(Extracted records)
Start

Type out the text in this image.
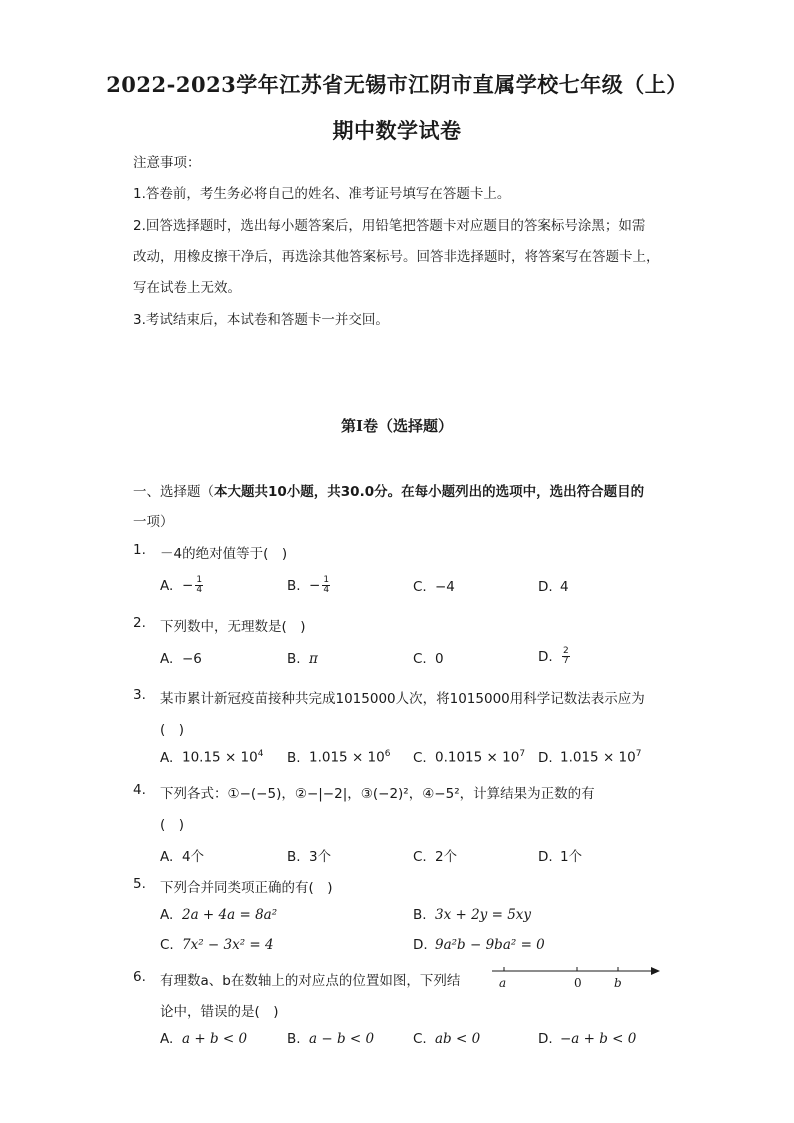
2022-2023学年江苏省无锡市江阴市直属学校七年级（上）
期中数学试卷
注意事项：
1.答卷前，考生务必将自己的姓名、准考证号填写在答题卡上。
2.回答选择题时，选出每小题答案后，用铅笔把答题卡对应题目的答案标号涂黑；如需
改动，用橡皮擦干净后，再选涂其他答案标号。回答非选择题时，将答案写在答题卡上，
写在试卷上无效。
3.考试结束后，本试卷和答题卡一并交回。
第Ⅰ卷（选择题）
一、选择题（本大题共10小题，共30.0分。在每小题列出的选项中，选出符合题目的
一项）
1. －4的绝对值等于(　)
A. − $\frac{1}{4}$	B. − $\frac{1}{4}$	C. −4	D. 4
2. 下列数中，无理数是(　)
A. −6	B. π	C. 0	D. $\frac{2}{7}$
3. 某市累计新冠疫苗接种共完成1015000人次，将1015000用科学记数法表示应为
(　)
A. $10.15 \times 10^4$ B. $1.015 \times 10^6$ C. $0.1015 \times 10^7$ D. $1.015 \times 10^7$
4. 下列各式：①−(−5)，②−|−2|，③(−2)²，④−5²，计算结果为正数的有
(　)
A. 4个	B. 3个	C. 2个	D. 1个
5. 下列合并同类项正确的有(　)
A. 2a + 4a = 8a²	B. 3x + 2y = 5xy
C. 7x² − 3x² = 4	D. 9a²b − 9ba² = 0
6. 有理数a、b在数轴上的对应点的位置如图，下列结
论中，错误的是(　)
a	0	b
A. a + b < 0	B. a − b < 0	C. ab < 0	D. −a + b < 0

End

> WRITTEN TASK: Give the material again exactly as it is, but keep the pictures out.

> EXPECTED ANSWER:
Type out the text in this image.
2022-2023学年江苏省无锡市江阴市直属学校七年级（上）
期中数学试卷
注意事项：
1.答卷前，考生务必将自己的姓名、准考证号填写在答题卡上。
2.回答选择题时，选出每小题答案后，用铅笔把答题卡对应题目的答案标号涂黑；如需
改动，用橡皮擦干净后，再选涂其他答案标号。回答非选择题时，将答案写在答题卡上，
写在试卷上无效。
3.考试结束后，本试卷和答题卡一并交回。
第Ⅰ卷（选择题）
一、选择题（本大题共10小题，共30.0分。在每小题列出的选项中，选出符合题目的
一项）
1. －4的绝对值等于(　)
A. − $\frac{1}{4}$	B. − $\frac{1}{4}$	C. −4	D. 4
2. 下列数中，无理数是(　)
A. −6	B. π	C. 0	D. $\frac{2}{7}$
3. 某市累计新冠疫苗接种共完成1015000人次，将1015000用科学记数法表示应为
(　)
A. $10.15 \times 10^4$ B. $1.015 \times 10^6$ C. $0.1015 \times 10^7$ D. $1.015 \times 10^7$
4. 下列各式：①−(−5)，②−|−2|，③(−2)²，④−5²，计算结果为正数的有
(　)
A. 4个	B. 3个	C. 2个	D. 1个
5. 下列合并同类项正确的有(　)
A. 2a + 4a = 8a²	B. 3x + 2y = 5xy
C. 7x² − 3x² = 4	D. 9a²b − 9ba² = 0
6. 有理数a、b在数轴上的对应点的位置如图，下列结
论中，错误的是(　)
a	0	b
A. a + b < 0	B. a − b < 0	C. ab < 0	D. −a + b < 0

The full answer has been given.